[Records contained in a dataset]
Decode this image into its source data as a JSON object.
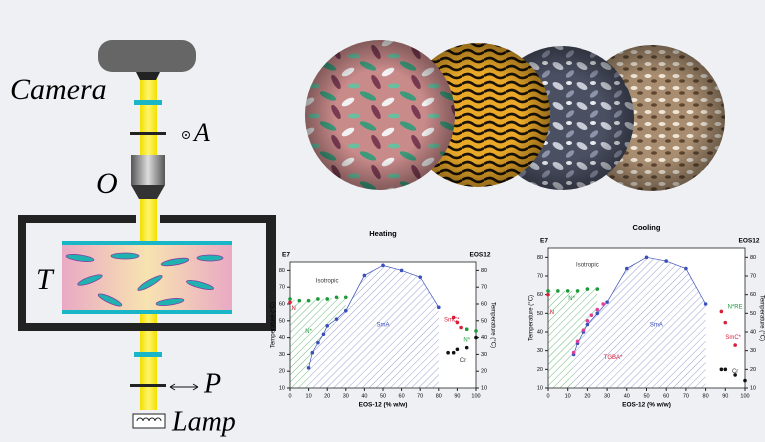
{
  "schematic": {
    "camera": "Camera",
    "analyzer": "A",
    "objective": "O",
    "sample": "T",
    "polarizer": "P",
    "lamp": "Lamp"
  },
  "chart_data": [
    {
      "type": "line",
      "title": "Heating",
      "x_label": "EOS-12 (% w/w)",
      "y_label": "Temperature (°C)",
      "y2_label": "Temperature (°C)",
      "left_label": "E7",
      "right_label": "EOS12",
      "xlim": [
        0,
        100
      ],
      "xticks": [
        0,
        10,
        20,
        30,
        40,
        50,
        60,
        70,
        80,
        90,
        100
      ],
      "ylim": [
        10,
        85
      ],
      "yticks": [
        10,
        20,
        30,
        40,
        50,
        60,
        70,
        80
      ],
      "y2lim": [
        10,
        85
      ],
      "y2ticks": [
        10,
        20,
        30,
        40,
        50,
        60,
        70,
        80
      ],
      "annotations": [
        "Isotropic",
        "SmA",
        "N*",
        "N",
        "SmC*",
        "N*",
        "Cr"
      ],
      "series": [
        {
          "color": "#1a9a3a",
          "x": [
            0,
            5,
            10,
            15,
            20,
            25,
            30
          ],
          "values": [
            63,
            62,
            62,
            63,
            63,
            64,
            64
          ]
        },
        {
          "color": "#3a4fb8",
          "connected": true,
          "x": [
            10,
            12,
            15,
            18,
            20,
            25,
            30,
            40,
            50,
            60,
            70,
            80
          ],
          "values": [
            22,
            31,
            37,
            42,
            47,
            51,
            56,
            77,
            83,
            80,
            76,
            58
          ]
        },
        {
          "color": "#d8203a",
          "x": [
            0,
            88,
            90,
            92
          ],
          "values": [
            61,
            52,
            49,
            46
          ]
        },
        {
          "color": "#1a9a3a",
          "x": [
            95,
            100
          ],
          "values": [
            45,
            44
          ]
        },
        {
          "color": "#111111",
          "x": [
            85,
            88,
            90,
            95,
            100
          ],
          "values": [
            31,
            31,
            33,
            34,
            40
          ]
        }
      ]
    },
    {
      "type": "line",
      "title": "Cooling",
      "x_label": "EOS-12 (% w/w)",
      "y_label": "Temperature (°C)",
      "y2_label": "Temperature (°C)",
      "left_label": "E7",
      "right_label": "EOS12",
      "xlim": [
        0,
        100
      ],
      "xticks": [
        0,
        10,
        20,
        30,
        40,
        50,
        60,
        70,
        80,
        90,
        100
      ],
      "ylim": [
        10,
        85
      ],
      "yticks": [
        10,
        20,
        30,
        40,
        50,
        60,
        70,
        80
      ],
      "y2lim": [
        10,
        85
      ],
      "y2ticks": [
        10,
        20,
        30,
        40,
        50,
        60,
        70,
        80
      ],
      "annotations": [
        "Isotropic",
        "SmA",
        "N*",
        "N",
        "TGBA*",
        "N*RE",
        "SmC*",
        "Cr"
      ],
      "series": [
        {
          "color": "#1a9a3a",
          "x": [
            0,
            5,
            10,
            15,
            20,
            25
          ],
          "values": [
            62,
            62,
            62,
            62,
            63,
            63
          ]
        },
        {
          "color": "#3a4fb8",
          "connected": true,
          "x": [
            13,
            15,
            18,
            20,
            25,
            30,
            40,
            50,
            60,
            70,
            80
          ],
          "values": [
            28,
            34,
            40,
            44,
            50,
            56,
            74,
            80,
            78,
            74,
            55
          ]
        },
        {
          "color": "#e0409a",
          "x": [
            13,
            15,
            18,
            20,
            22,
            25,
            28
          ],
          "values": [
            29,
            35,
            41,
            46,
            49,
            52,
            55
          ]
        },
        {
          "color": "#d8203a",
          "x": [
            0,
            88,
            90,
            95
          ],
          "values": [
            60,
            51,
            45,
            33
          ]
        },
        {
          "color": "#111111",
          "x": [
            88,
            90,
            95,
            100
          ],
          "values": [
            20,
            20,
            17,
            14
          ]
        }
      ]
    }
  ]
}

Short exercise:
Each line of the data should be quoted exactly, with pictures left out.

Response below:
Decode this image into its source data as a JSON object.
{
  "schematic": {
    "camera": "Camera",
    "analyzer": "A",
    "objective": "O",
    "sample": "T",
    "polarizer": "P",
    "lamp": "Lamp"
  },
  "chart_data": [
    {
      "type": "line",
      "title": "Heating",
      "x_label": "EOS-12 (% w/w)",
      "y_label": "Temperature (°C)",
      "y2_label": "Temperature (°C)",
      "left_label": "E7",
      "right_label": "EOS12",
      "xlim": [
        0,
        100
      ],
      "xticks": [
        0,
        10,
        20,
        30,
        40,
        50,
        60,
        70,
        80,
        90,
        100
      ],
      "ylim": [
        10,
        85
      ],
      "yticks": [
        10,
        20,
        30,
        40,
        50,
        60,
        70,
        80
      ],
      "y2lim": [
        10,
        85
      ],
      "y2ticks": [
        10,
        20,
        30,
        40,
        50,
        60,
        70,
        80
      ],
      "annotations": [
        "Isotropic",
        "SmA",
        "N*",
        "N",
        "SmC*",
        "N*",
        "Cr"
      ],
      "series": [
        {
          "color": "#1a9a3a",
          "x": [
            0,
            5,
            10,
            15,
            20,
            25,
            30
          ],
          "values": [
            63,
            62,
            62,
            63,
            63,
            64,
            64
          ]
        },
        {
          "color": "#3a4fb8",
          "connected": true,
          "x": [
            10,
            12,
            15,
            18,
            20,
            25,
            30,
            40,
            50,
            60,
            70,
            80
          ],
          "values": [
            22,
            31,
            37,
            42,
            47,
            51,
            56,
            77,
            83,
            80,
            76,
            58
          ]
        },
        {
          "color": "#d8203a",
          "x": [
            0,
            88,
            90,
            92
          ],
          "values": [
            61,
            52,
            49,
            46
          ]
        },
        {
          "color": "#1a9a3a",
          "x": [
            95,
            100
          ],
          "values": [
            45,
            44
          ]
        },
        {
          "color": "#111111",
          "x": [
            85,
            88,
            90,
            95,
            100
          ],
          "values": [
            31,
            31,
            33,
            34,
            40
          ]
        }
      ]
    },
    {
      "type": "line",
      "title": "Cooling",
      "x_label": "EOS-12 (% w/w)",
      "y_label": "Temperature (°C)",
      "y2_label": "Temperature (°C)",
      "left_label": "E7",
      "right_label": "EOS12",
      "xlim": [
        0,
        100
      ],
      "xticks": [
        0,
        10,
        20,
        30,
        40,
        50,
        60,
        70,
        80,
        90,
        100
      ],
      "ylim": [
        10,
        85
      ],
      "yticks": [
        10,
        20,
        30,
        40,
        50,
        60,
        70,
        80
      ],
      "y2lim": [
        10,
        85
      ],
      "y2ticks": [
        10,
        20,
        30,
        40,
        50,
        60,
        70,
        80
      ],
      "annotations": [
        "Isotropic",
        "SmA",
        "N*",
        "N",
        "TGBA*",
        "N*RE",
        "SmC*",
        "Cr"
      ],
      "series": [
        {
          "color": "#1a9a3a",
          "x": [
            0,
            5,
            10,
            15,
            20,
            25
          ],
          "values": [
            62,
            62,
            62,
            62,
            63,
            63
          ]
        },
        {
          "color": "#3a4fb8",
          "connected": true,
          "x": [
            13,
            15,
            18,
            20,
            25,
            30,
            40,
            50,
            60,
            70,
            80
          ],
          "values": [
            28,
            34,
            40,
            44,
            50,
            56,
            74,
            80,
            78,
            74,
            55
          ]
        },
        {
          "color": "#e0409a",
          "x": [
            13,
            15,
            18,
            20,
            22,
            25,
            28
          ],
          "values": [
            29,
            35,
            41,
            46,
            49,
            52,
            55
          ]
        },
        {
          "color": "#d8203a",
          "x": [
            0,
            88,
            90,
            95
          ],
          "values": [
            60,
            51,
            45,
            33
          ]
        },
        {
          "color": "#111111",
          "x": [
            88,
            90,
            95,
            100
          ],
          "values": [
            20,
            20,
            17,
            14
          ]
        }
      ]
    }
  ]
}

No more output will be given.